» WHAT TO DO
In the lines below, find the one that contains "Extract all readable text from this page." and write it out exactly, along with every line that follows it.

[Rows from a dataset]
______________________________
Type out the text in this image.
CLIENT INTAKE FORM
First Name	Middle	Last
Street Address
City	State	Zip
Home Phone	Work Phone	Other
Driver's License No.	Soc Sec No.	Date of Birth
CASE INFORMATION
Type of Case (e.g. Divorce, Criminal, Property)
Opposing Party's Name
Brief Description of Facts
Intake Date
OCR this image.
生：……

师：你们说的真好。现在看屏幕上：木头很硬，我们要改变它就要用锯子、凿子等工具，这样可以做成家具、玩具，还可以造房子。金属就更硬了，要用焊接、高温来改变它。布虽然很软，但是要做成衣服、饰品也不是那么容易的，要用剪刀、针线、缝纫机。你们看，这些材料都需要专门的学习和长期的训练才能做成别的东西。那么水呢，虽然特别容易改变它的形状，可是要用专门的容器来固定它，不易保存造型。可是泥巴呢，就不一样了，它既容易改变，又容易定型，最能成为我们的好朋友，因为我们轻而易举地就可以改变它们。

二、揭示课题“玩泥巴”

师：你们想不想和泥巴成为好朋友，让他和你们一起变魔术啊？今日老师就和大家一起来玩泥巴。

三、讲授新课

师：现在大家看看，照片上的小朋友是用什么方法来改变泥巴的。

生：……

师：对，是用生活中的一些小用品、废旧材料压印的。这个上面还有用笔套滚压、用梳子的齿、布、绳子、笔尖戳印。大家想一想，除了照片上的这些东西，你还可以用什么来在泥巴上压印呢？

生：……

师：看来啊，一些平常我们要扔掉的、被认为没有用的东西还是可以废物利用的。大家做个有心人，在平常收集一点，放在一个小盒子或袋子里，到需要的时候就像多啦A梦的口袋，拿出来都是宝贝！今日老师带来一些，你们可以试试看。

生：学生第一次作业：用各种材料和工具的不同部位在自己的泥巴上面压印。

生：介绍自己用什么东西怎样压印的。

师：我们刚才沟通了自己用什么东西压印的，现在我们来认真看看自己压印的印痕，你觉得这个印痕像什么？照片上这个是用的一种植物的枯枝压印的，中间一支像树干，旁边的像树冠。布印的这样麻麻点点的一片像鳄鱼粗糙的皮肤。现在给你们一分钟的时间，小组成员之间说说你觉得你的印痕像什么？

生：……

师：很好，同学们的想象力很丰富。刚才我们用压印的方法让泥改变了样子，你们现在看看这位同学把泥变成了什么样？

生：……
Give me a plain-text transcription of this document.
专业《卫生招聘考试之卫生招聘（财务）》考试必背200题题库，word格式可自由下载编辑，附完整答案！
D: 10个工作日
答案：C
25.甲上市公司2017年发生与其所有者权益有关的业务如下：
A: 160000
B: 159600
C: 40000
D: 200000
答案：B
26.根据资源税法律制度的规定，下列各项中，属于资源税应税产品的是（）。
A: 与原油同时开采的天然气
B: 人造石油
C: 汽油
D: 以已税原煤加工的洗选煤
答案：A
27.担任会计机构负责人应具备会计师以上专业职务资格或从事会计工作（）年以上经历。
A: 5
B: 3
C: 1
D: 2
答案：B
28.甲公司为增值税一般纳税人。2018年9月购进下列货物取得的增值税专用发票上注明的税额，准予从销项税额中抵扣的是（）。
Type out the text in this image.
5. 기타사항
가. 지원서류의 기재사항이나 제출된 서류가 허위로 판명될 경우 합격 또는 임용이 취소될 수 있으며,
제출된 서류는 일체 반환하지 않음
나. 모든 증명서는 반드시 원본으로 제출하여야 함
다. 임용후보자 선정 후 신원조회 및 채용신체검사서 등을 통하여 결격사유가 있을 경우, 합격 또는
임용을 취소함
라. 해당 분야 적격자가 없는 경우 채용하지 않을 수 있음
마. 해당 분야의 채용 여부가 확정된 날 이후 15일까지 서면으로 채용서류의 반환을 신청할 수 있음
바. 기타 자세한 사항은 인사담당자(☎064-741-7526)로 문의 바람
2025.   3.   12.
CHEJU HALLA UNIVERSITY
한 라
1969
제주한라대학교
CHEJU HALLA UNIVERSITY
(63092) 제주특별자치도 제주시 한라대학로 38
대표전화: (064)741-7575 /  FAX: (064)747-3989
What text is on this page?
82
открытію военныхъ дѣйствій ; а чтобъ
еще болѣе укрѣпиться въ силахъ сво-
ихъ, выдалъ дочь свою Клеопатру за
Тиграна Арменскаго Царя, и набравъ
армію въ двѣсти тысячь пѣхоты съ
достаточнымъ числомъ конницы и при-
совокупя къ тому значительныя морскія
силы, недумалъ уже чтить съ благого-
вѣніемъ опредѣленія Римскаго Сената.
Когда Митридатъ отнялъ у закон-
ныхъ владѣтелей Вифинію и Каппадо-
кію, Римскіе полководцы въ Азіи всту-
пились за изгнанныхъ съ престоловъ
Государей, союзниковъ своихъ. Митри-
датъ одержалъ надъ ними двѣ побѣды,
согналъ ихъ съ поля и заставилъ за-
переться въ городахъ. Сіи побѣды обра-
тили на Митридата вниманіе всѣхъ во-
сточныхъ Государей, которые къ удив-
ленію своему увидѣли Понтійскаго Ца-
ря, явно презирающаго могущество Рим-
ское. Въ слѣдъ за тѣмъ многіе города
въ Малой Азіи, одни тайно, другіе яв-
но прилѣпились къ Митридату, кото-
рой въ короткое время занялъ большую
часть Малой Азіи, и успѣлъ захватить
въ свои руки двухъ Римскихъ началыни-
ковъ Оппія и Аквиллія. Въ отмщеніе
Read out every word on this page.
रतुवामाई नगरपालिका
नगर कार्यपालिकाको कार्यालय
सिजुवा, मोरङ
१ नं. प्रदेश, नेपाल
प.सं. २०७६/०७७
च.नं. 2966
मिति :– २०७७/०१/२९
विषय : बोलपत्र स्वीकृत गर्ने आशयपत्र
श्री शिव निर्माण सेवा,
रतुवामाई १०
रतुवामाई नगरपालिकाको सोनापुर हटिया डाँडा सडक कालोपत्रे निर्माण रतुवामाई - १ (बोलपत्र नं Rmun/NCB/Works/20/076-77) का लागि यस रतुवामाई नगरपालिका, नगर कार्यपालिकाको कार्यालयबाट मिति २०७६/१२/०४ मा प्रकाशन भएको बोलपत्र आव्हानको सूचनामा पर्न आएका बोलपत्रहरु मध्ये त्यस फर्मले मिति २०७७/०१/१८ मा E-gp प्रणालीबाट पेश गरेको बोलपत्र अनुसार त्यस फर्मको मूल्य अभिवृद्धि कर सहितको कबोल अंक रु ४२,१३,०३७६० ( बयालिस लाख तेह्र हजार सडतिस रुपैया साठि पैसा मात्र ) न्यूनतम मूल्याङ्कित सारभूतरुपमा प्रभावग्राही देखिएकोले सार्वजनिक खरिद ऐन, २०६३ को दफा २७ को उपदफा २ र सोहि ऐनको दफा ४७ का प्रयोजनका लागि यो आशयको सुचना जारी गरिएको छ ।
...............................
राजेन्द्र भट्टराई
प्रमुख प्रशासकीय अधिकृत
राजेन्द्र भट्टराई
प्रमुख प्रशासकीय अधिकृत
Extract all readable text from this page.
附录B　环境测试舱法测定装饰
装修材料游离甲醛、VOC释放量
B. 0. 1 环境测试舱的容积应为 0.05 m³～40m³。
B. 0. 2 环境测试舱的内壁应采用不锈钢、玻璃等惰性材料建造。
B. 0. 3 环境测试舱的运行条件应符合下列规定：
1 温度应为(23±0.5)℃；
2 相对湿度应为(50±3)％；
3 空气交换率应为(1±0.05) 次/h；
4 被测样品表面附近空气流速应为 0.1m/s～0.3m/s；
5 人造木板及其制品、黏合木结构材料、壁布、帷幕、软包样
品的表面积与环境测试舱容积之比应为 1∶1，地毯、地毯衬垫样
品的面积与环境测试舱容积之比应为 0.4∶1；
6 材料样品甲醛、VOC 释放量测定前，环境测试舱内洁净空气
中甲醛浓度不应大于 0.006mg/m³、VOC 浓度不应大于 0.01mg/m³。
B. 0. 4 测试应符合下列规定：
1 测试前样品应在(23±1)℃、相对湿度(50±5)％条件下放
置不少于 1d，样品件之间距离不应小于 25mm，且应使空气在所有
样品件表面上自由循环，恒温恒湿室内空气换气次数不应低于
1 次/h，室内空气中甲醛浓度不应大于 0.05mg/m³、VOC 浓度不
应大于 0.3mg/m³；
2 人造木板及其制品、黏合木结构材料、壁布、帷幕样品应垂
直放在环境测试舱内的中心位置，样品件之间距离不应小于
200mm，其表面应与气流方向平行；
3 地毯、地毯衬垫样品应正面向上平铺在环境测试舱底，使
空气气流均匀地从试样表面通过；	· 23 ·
______________________________
» PROBLEM SOLUTION
Extract all readable text from this page.
附录B　环境测试舱法测定装饰
装修材料游离甲醛、VOC释放量
B. 0. 1 环境测试舱的容积应为 0.05 m³～40m³。
B. 0. 2 环境测试舱的内壁应采用不锈钢、玻璃等惰性材料建造。
B. 0. 3 环境测试舱的运行条件应符合下列规定：
1 温度应为(23±0.5)℃；
2 相对湿度应为(50±3)％；
3 空气交换率应为(1±0.05) 次/h；
4 被测样品表面附近空气流速应为 0.1m/s～0.3m/s；
5 人造木板及其制品、黏合木结构材料、壁布、帷幕、软包样
品的表面积与环境测试舱容积之比应为 1∶1，地毯、地毯衬垫样
品的面积与环境测试舱容积之比应为 0.4∶1；
6 材料样品甲醛、VOC 释放量测定前，环境测试舱内洁净空气
中甲醛浓度不应大于 0.006mg/m³、VOC 浓度不应大于 0.01mg/m³。
B. 0. 4 测试应符合下列规定：
1 测试前样品应在(23±1)℃、相对湿度(50±5)％条件下放
置不少于 1d，样品件之间距离不应小于 25mm，且应使空气在所有
样品件表面上自由循环，恒温恒湿室内空气换气次数不应低于
1 次/h，室内空气中甲醛浓度不应大于 0.05mg/m³、VOC 浓度不
应大于 0.3mg/m³；
2 人造木板及其制品、黏合木结构材料、壁布、帷幕样品应垂
直放在环境测试舱内的中心位置，样品件之间距离不应小于
200mm，其表面应与气流方向平行；
3 地毯、地毯衬垫样品应正面向上平铺在环境测试舱底，使
空气气流均匀地从试样表面通过；	· 23 ·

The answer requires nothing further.